• _Working data_:
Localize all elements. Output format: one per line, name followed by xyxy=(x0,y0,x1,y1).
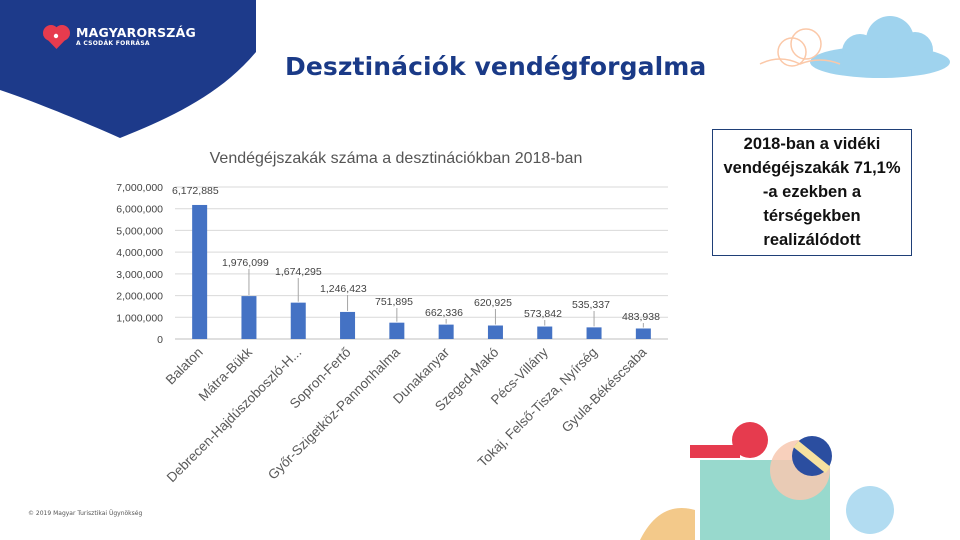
cloud-icon xyxy=(759,16,950,78)
bar xyxy=(290,302,306,339)
page-title: Desztinációk vendégforgalma xyxy=(285,52,707,81)
y-tick-label: 2,000,000 xyxy=(116,291,163,303)
bar xyxy=(438,324,454,339)
bar xyxy=(192,204,208,339)
y-tick-label: 6,000,000 xyxy=(116,204,163,216)
bar xyxy=(487,325,503,339)
data-label: 1,674,295 xyxy=(275,266,322,278)
bar xyxy=(241,296,257,339)
bar xyxy=(586,327,602,339)
bar xyxy=(340,311,356,339)
data-label: 751,895 xyxy=(375,296,413,308)
note-box: 2018-ban a vidéki vendégéjszakák 71,1% -… xyxy=(712,129,912,256)
data-label: 6,172,885 xyxy=(172,185,219,197)
data-label: 1,246,423 xyxy=(320,283,367,295)
y-tick-label: 7,000,000 xyxy=(116,182,163,194)
data-label: 1,976,099 xyxy=(222,257,269,269)
copyright: © 2019 Magyar Turisztikai Ügynökség xyxy=(28,510,143,517)
data-label: 662,336 xyxy=(425,307,463,319)
heart-logo-icon xyxy=(43,25,70,49)
y-tick-label: 0 xyxy=(157,334,163,346)
chart-title: Vendégéjszakák száma a desztinációkban 2… xyxy=(210,150,583,167)
bar xyxy=(389,322,405,339)
bar xyxy=(537,326,553,339)
y-tick-label: 4,000,000 xyxy=(116,247,163,259)
y-tick-label: 5,000,000 xyxy=(116,225,163,237)
y-tick-label: 1,000,000 xyxy=(116,312,163,324)
data-label: 535,337 xyxy=(572,299,610,311)
data-label: 573,842 xyxy=(524,308,562,320)
y-tick-label: 3,000,000 xyxy=(116,269,163,281)
brand-name: MAGYARORSZÁG xyxy=(76,25,196,40)
clouds-decoration xyxy=(759,16,950,78)
data-label: 483,938 xyxy=(622,311,660,323)
bar xyxy=(635,328,651,339)
brand-banner xyxy=(0,0,256,138)
brand-tagline: A CSODÁK FORRÁSA xyxy=(76,40,150,47)
data-label: 620,925 xyxy=(474,297,512,309)
decorative-illustration xyxy=(640,422,894,540)
x-tick-label: Balaton xyxy=(163,345,206,388)
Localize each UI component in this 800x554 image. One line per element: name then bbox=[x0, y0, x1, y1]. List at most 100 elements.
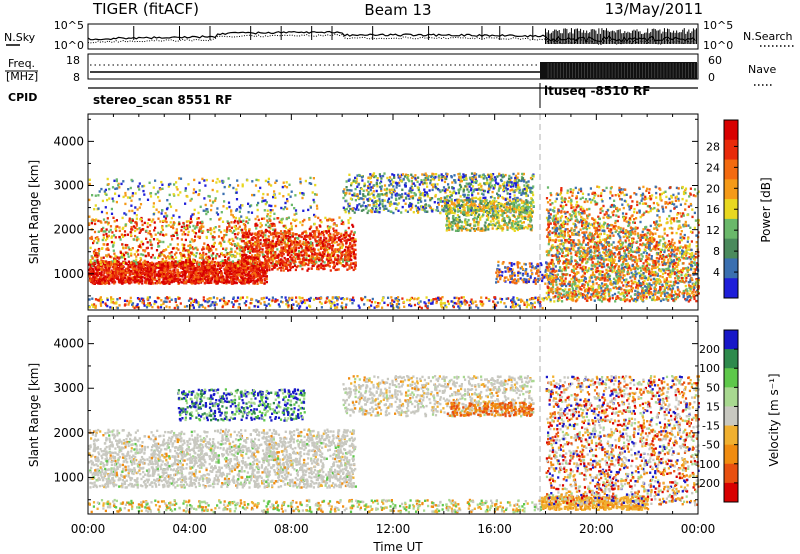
power-cell bbox=[205, 279, 208, 282]
power-cell bbox=[280, 236, 283, 239]
power-cell bbox=[264, 250, 267, 254]
power-cell bbox=[174, 279, 177, 283]
power-cell bbox=[258, 260, 261, 263]
power-cell bbox=[344, 264, 347, 267]
power-cell bbox=[440, 177, 443, 180]
power-cell bbox=[129, 186, 132, 190]
power-cell bbox=[322, 244, 325, 248]
power-cell bbox=[208, 276, 211, 279]
power-cell bbox=[330, 218, 333, 221]
power-cell bbox=[111, 186, 115, 189]
power-cell bbox=[292, 246, 295, 249]
power-cell bbox=[220, 278, 224, 282]
power-cell bbox=[232, 186, 235, 190]
power-cell bbox=[288, 246, 291, 250]
power-cell bbox=[225, 272, 228, 276]
power-cell bbox=[262, 267, 265, 270]
power-cell bbox=[134, 234, 137, 238]
power-cell bbox=[211, 188, 214, 192]
power-cell bbox=[243, 231, 246, 235]
power-cell bbox=[113, 234, 116, 237]
power-cell bbox=[235, 275, 238, 278]
power-cell bbox=[256, 224, 259, 227]
power-cell bbox=[197, 263, 201, 266]
power-cell bbox=[391, 191, 394, 195]
power-cell bbox=[236, 271, 239, 275]
power-cell bbox=[303, 263, 306, 267]
power-cell bbox=[244, 266, 248, 270]
power-cell bbox=[169, 243, 172, 246]
power-cell bbox=[269, 227, 272, 230]
power-cell bbox=[136, 277, 139, 280]
power-cell bbox=[127, 265, 130, 268]
power-cell bbox=[102, 274, 105, 277]
power-cell bbox=[117, 182, 120, 186]
power-cell bbox=[162, 267, 165, 270]
power-cell bbox=[218, 225, 221, 228]
power-cell bbox=[153, 276, 156, 279]
power-cell bbox=[225, 260, 229, 263]
power-cell bbox=[457, 210, 460, 213]
power-cell bbox=[352, 252, 355, 256]
power-cell bbox=[133, 276, 136, 279]
power-cell bbox=[98, 277, 101, 281]
power-cell bbox=[223, 234, 226, 237]
power-cell bbox=[370, 181, 373, 184]
power-cell bbox=[124, 258, 127, 261]
power-cell bbox=[458, 206, 461, 209]
power-cell bbox=[247, 211, 250, 214]
power-cell bbox=[129, 261, 133, 265]
power-cell bbox=[252, 242, 255, 246]
power-cell bbox=[93, 219, 97, 222]
power-cell bbox=[522, 180, 526, 183]
power-cell bbox=[240, 215, 243, 218]
power-cell bbox=[245, 235, 248, 239]
power-cell bbox=[137, 185, 140, 188]
power-cell bbox=[165, 281, 168, 284]
power-cell bbox=[190, 282, 193, 285]
power-cell bbox=[191, 213, 194, 216]
power-cell bbox=[175, 209, 178, 212]
power-cell bbox=[251, 193, 254, 197]
power-cell bbox=[350, 237, 353, 240]
power-cell bbox=[346, 260, 349, 263]
power-cell bbox=[252, 259, 255, 263]
power-cell bbox=[124, 246, 128, 250]
power-cell bbox=[121, 268, 124, 271]
power-cell bbox=[333, 241, 336, 244]
power-cell bbox=[110, 271, 113, 274]
power-cell bbox=[195, 226, 198, 229]
power-cell bbox=[349, 253, 352, 256]
power-cell bbox=[457, 178, 460, 181]
power-cell bbox=[246, 240, 249, 244]
power-cell bbox=[137, 253, 140, 256]
power-cell bbox=[305, 235, 308, 238]
power-cell bbox=[325, 230, 328, 233]
power-cell bbox=[193, 227, 196, 230]
power-cell bbox=[198, 235, 202, 239]
power-cell bbox=[128, 265, 132, 269]
power-cell bbox=[286, 267, 289, 270]
power-cell bbox=[208, 257, 211, 260]
power-cell bbox=[283, 230, 286, 233]
power-cell bbox=[150, 220, 153, 223]
power-cell bbox=[407, 192, 410, 195]
power-cell bbox=[123, 269, 127, 272]
power-cell bbox=[266, 221, 269, 224]
power-cell bbox=[348, 189, 351, 192]
power-cell bbox=[133, 267, 136, 270]
power-cell bbox=[327, 264, 330, 267]
power-cell bbox=[171, 247, 175, 250]
power-cell bbox=[269, 214, 272, 218]
power-cell bbox=[182, 273, 185, 276]
power-cell bbox=[234, 236, 237, 239]
power-cell bbox=[309, 176, 312, 180]
power-cell bbox=[250, 249, 253, 253]
power-cell bbox=[213, 275, 216, 278]
power-cell bbox=[290, 243, 293, 246]
power-cell bbox=[216, 213, 220, 216]
power-cell bbox=[196, 280, 200, 283]
power-cell bbox=[251, 238, 254, 242]
power-cell bbox=[340, 246, 344, 249]
power-cell bbox=[236, 233, 239, 236]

• _Prompt_: Reproduce all of the entries above, substituting "column" for every occurrence of "bar" and leaving everything else unchanged. Omit the pictures from your answer.

• _Task solution_:
Localize all elements. Output format: one per line, name followed by xyxy=(x0,y0,x1,y1).
cloud-icon xyxy=(759,16,950,78)
column xyxy=(290,302,306,339)
page-title: Desztinációk vendégforgalma xyxy=(285,52,707,81)
y-tick-label: 2,000,000 xyxy=(116,291,163,303)
column xyxy=(438,324,454,339)
column xyxy=(192,204,208,339)
y-tick-label: 6,000,000 xyxy=(116,204,163,216)
column xyxy=(487,325,503,339)
data-label: 1,674,295 xyxy=(275,266,322,278)
column xyxy=(241,296,257,339)
column xyxy=(586,327,602,339)
column xyxy=(340,311,356,339)
data-label: 751,895 xyxy=(375,296,413,308)
note-box: 2018-ban a vidéki vendégéjszakák 71,1% -… xyxy=(712,129,912,256)
data-label: 6,172,885 xyxy=(172,185,219,197)
data-label: 1,246,423 xyxy=(320,283,367,295)
y-tick-label: 7,000,000 xyxy=(116,182,163,194)
data-label: 1,976,099 xyxy=(222,257,269,269)
copyright: © 2019 Magyar Turisztikai Ügynökség xyxy=(28,510,143,517)
data-label: 662,336 xyxy=(425,307,463,319)
heart-logo-icon xyxy=(43,25,70,49)
y-tick-label: 0 xyxy=(157,334,163,346)
chart-title: Vendégéjszakák száma a desztinációkban 2… xyxy=(210,150,583,167)
column xyxy=(389,322,405,339)
column xyxy=(537,326,553,339)
y-tick-label: 4,000,000 xyxy=(116,247,163,259)
y-tick-label: 5,000,000 xyxy=(116,225,163,237)
y-tick-label: 1,000,000 xyxy=(116,312,163,324)
data-label: 535,337 xyxy=(572,299,610,311)
data-label: 573,842 xyxy=(524,308,562,320)
y-tick-label: 3,000,000 xyxy=(116,269,163,281)
brand-name: MAGYARORSZÁG xyxy=(76,25,196,40)
clouds-decoration xyxy=(759,16,950,78)
data-label: 483,938 xyxy=(622,311,660,323)
column xyxy=(635,328,651,339)
brand-banner xyxy=(0,0,256,138)
brand-tagline: A CSODÁK FORRÁSA xyxy=(76,40,150,47)
data-label: 620,925 xyxy=(474,297,512,309)
decorative-illustration xyxy=(640,422,894,540)
x-tick-label: Balaton xyxy=(163,345,206,388)
Localize each UI component in this 800x554 image. One line per element: name then bbox=[x0, y0, x1, y1]. List at most 100 elements.
power-cell bbox=[205, 279, 208, 282]
power-cell bbox=[280, 236, 283, 239]
power-cell bbox=[264, 250, 267, 254]
power-cell bbox=[174, 279, 177, 283]
power-cell bbox=[258, 260, 261, 263]
power-cell bbox=[344, 264, 347, 267]
power-cell bbox=[440, 177, 443, 180]
power-cell bbox=[129, 186, 132, 190]
power-cell bbox=[322, 244, 325, 248]
power-cell bbox=[208, 276, 211, 279]
power-cell bbox=[330, 218, 333, 221]
power-cell bbox=[111, 186, 115, 189]
power-cell bbox=[292, 246, 295, 249]
power-cell bbox=[220, 278, 224, 282]
power-cell bbox=[232, 186, 235, 190]
power-cell bbox=[288, 246, 291, 250]
power-cell bbox=[225, 272, 228, 276]
power-cell bbox=[262, 267, 265, 270]
power-cell bbox=[134, 234, 137, 238]
power-cell bbox=[211, 188, 214, 192]
power-cell bbox=[243, 231, 246, 235]
power-cell bbox=[113, 234, 116, 237]
power-cell bbox=[235, 275, 238, 278]
power-cell bbox=[256, 224, 259, 227]
power-cell bbox=[197, 263, 201, 266]
power-cell bbox=[391, 191, 394, 195]
power-cell bbox=[236, 271, 239, 275]
power-cell bbox=[303, 263, 306, 267]
power-cell bbox=[244, 266, 248, 270]
power-cell bbox=[169, 243, 172, 246]
power-cell bbox=[269, 227, 272, 230]
power-cell bbox=[136, 277, 139, 280]
power-cell bbox=[127, 265, 130, 268]
power-cell bbox=[102, 274, 105, 277]
power-cell bbox=[117, 182, 120, 186]
power-cell bbox=[162, 267, 165, 270]
power-cell bbox=[218, 225, 221, 228]
power-cell bbox=[153, 276, 156, 279]
power-cell bbox=[225, 260, 229, 263]
power-cell bbox=[457, 210, 460, 213]
power-cell bbox=[352, 252, 355, 256]
power-cell bbox=[133, 276, 136, 279]
power-cell bbox=[98, 277, 101, 281]
power-cell bbox=[223, 234, 226, 237]
power-cell bbox=[370, 181, 373, 184]
power-cell bbox=[124, 258, 127, 261]
power-cell bbox=[458, 206, 461, 209]
power-cell bbox=[247, 211, 250, 214]
power-cell bbox=[129, 261, 133, 265]
power-cell bbox=[252, 242, 255, 246]
power-cell bbox=[93, 219, 97, 222]
power-cell bbox=[522, 180, 526, 183]
power-cell bbox=[240, 215, 243, 218]
power-cell bbox=[245, 235, 248, 239]
power-cell bbox=[137, 185, 140, 188]
power-cell bbox=[165, 281, 168, 284]
power-cell bbox=[190, 282, 193, 285]
power-cell bbox=[191, 213, 194, 216]
power-cell bbox=[175, 209, 178, 212]
power-cell bbox=[251, 193, 254, 197]
power-cell bbox=[350, 237, 353, 240]
power-cell bbox=[346, 260, 349, 263]
power-cell bbox=[252, 259, 255, 263]
power-cell bbox=[124, 246, 128, 250]
power-cell bbox=[121, 268, 124, 271]
power-cell bbox=[333, 241, 336, 244]
power-cell bbox=[110, 271, 113, 274]
power-cell bbox=[195, 226, 198, 229]
power-cell bbox=[349, 253, 352, 256]
power-cell bbox=[457, 178, 460, 181]
power-cell bbox=[246, 240, 249, 244]
power-cell bbox=[137, 253, 140, 256]
power-cell bbox=[305, 235, 308, 238]
power-cell bbox=[325, 230, 328, 233]
power-cell bbox=[193, 227, 196, 230]
power-cell bbox=[198, 235, 202, 239]
power-cell bbox=[128, 265, 132, 269]
power-cell bbox=[286, 267, 289, 270]
power-cell bbox=[208, 257, 211, 260]
power-cell bbox=[283, 230, 286, 233]
power-cell bbox=[150, 220, 153, 223]
power-cell bbox=[407, 192, 410, 195]
power-cell bbox=[123, 269, 127, 272]
power-cell bbox=[266, 221, 269, 224]
power-cell bbox=[348, 189, 351, 192]
power-cell bbox=[133, 267, 136, 270]
power-cell bbox=[327, 264, 330, 267]
power-cell bbox=[171, 247, 175, 250]
power-cell bbox=[269, 214, 272, 218]
power-cell bbox=[182, 273, 185, 276]
power-cell bbox=[234, 236, 237, 239]
power-cell bbox=[309, 176, 312, 180]
power-cell bbox=[250, 249, 253, 253]
power-cell bbox=[213, 275, 216, 278]
power-cell bbox=[290, 243, 293, 246]
power-cell bbox=[216, 213, 220, 216]
power-cell bbox=[196, 280, 200, 283]
power-cell bbox=[251, 238, 254, 242]
power-cell bbox=[340, 246, 344, 249]
power-cell bbox=[236, 233, 239, 236]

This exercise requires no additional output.